Task to complete:
Show every line in the records below that contains the word "name".
===== Listing
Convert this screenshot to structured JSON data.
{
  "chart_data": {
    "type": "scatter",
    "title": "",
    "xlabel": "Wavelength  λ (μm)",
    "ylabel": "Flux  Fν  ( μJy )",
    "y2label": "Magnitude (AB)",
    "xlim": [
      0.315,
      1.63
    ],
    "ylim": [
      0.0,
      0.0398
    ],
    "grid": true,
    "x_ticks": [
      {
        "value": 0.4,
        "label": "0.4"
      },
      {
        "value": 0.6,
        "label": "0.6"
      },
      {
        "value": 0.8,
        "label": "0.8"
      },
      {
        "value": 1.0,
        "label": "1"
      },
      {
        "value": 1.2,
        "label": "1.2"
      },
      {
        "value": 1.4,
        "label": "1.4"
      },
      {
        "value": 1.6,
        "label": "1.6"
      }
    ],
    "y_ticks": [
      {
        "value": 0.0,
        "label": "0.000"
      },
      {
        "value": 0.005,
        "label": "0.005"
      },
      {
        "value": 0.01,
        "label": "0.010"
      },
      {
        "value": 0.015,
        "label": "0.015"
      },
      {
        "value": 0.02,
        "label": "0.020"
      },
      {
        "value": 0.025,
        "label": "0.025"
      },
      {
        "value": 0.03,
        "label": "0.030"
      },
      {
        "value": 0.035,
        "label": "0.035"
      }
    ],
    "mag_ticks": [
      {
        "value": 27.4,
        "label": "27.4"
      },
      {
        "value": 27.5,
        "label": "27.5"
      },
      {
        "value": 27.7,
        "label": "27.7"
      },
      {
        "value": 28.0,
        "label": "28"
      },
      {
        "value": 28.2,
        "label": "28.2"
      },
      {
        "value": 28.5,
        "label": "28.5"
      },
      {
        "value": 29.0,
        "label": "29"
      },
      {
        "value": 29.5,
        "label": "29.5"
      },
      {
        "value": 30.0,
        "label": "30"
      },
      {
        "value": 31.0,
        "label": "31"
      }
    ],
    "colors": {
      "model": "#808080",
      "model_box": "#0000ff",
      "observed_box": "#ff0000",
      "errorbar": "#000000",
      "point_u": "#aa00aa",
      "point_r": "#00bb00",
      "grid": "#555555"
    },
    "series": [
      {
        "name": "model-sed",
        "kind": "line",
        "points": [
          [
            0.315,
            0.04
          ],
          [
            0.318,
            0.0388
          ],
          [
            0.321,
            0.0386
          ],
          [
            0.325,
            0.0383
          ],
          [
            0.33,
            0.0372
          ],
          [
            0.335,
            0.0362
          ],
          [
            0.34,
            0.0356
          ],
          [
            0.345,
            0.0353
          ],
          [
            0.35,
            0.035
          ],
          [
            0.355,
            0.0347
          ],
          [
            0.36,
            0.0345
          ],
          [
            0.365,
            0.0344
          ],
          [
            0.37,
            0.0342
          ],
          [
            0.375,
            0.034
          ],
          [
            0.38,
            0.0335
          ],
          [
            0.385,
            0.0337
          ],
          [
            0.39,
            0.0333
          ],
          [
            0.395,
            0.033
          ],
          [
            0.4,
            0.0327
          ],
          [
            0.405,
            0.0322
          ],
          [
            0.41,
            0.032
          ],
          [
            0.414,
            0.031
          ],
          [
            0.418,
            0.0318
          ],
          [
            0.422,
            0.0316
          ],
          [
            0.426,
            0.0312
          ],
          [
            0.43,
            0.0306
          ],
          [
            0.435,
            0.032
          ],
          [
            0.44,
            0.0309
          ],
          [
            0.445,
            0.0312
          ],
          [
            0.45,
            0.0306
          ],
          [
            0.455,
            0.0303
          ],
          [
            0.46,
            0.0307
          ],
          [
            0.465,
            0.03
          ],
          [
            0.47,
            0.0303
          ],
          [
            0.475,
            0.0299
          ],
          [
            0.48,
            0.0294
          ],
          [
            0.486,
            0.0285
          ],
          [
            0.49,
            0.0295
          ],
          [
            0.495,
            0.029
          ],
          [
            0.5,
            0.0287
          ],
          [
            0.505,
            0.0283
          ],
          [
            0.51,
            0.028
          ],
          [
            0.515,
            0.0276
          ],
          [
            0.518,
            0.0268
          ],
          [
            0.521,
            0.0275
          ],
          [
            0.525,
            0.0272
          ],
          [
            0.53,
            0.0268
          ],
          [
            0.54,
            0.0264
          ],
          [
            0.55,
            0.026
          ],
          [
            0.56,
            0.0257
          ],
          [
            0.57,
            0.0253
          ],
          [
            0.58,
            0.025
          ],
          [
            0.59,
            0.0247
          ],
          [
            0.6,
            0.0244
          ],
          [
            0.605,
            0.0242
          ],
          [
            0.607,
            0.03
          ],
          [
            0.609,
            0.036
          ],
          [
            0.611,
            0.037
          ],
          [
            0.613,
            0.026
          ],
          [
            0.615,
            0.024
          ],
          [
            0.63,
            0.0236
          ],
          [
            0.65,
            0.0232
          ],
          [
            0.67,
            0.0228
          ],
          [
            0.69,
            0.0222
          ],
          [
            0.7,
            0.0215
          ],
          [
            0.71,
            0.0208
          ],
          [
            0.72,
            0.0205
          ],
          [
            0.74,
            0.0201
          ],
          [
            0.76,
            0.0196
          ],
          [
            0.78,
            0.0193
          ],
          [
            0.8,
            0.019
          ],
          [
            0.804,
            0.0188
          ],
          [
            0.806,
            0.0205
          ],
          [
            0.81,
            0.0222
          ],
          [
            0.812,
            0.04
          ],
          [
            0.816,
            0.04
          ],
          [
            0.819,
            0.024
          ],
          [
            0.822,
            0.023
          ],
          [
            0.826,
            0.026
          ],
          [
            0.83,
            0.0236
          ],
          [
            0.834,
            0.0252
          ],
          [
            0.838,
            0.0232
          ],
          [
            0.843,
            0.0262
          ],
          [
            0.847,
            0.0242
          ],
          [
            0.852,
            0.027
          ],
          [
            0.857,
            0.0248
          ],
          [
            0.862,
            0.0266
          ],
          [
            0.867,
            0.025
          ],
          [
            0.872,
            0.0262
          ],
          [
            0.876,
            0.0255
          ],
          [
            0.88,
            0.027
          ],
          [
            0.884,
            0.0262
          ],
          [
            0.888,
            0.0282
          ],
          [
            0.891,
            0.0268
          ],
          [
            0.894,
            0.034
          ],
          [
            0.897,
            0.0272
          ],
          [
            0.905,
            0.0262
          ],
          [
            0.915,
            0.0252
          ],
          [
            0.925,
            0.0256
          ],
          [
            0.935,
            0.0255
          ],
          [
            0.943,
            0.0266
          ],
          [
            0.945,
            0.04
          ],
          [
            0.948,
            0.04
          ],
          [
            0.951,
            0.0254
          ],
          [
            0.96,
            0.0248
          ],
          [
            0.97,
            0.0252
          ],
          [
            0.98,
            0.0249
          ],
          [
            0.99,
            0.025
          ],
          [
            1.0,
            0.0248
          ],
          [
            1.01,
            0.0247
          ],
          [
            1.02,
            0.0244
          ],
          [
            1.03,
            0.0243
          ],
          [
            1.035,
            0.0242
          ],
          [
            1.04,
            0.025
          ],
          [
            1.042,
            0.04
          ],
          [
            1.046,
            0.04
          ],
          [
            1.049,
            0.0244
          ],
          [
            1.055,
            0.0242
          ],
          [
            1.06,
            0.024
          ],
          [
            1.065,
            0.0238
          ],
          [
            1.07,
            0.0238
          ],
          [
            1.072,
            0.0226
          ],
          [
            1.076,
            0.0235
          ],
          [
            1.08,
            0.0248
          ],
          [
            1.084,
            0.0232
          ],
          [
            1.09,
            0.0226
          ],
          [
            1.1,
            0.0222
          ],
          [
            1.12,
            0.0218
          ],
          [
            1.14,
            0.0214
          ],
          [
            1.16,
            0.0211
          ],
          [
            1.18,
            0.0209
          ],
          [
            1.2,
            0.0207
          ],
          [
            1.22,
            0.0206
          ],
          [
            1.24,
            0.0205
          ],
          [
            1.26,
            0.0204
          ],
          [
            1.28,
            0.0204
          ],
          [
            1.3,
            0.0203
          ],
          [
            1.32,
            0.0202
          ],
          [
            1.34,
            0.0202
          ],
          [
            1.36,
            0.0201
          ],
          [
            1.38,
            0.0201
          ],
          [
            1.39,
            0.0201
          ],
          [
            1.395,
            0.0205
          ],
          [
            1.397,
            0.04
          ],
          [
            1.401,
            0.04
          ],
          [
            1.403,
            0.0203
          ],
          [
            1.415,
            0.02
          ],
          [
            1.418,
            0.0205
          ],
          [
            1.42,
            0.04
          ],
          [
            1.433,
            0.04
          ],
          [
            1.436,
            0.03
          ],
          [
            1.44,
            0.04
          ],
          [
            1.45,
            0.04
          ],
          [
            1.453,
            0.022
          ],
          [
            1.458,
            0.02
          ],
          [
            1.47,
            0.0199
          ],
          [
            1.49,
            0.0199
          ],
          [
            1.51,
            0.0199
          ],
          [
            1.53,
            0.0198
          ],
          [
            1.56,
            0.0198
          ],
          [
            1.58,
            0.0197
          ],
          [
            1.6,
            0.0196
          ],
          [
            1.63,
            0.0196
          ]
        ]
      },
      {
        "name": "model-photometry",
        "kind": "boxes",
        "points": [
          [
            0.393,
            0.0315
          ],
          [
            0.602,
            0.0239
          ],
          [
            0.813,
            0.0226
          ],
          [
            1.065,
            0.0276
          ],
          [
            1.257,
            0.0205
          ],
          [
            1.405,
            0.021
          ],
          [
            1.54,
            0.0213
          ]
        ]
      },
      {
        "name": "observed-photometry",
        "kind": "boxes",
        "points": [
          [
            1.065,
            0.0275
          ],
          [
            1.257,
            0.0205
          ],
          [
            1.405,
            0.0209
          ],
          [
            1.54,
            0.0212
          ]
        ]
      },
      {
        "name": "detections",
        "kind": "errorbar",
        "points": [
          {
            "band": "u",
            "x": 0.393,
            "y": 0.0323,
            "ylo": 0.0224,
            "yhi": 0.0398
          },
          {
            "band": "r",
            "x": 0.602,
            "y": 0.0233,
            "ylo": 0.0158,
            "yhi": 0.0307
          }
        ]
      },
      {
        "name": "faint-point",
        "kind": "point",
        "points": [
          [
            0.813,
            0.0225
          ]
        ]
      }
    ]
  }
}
==========
Worked answer:
        "name": "model-sed",
        "name": "model-photometry",
        "name": "observed-photometry",
        "name": "detections",
        "name": "faint-point",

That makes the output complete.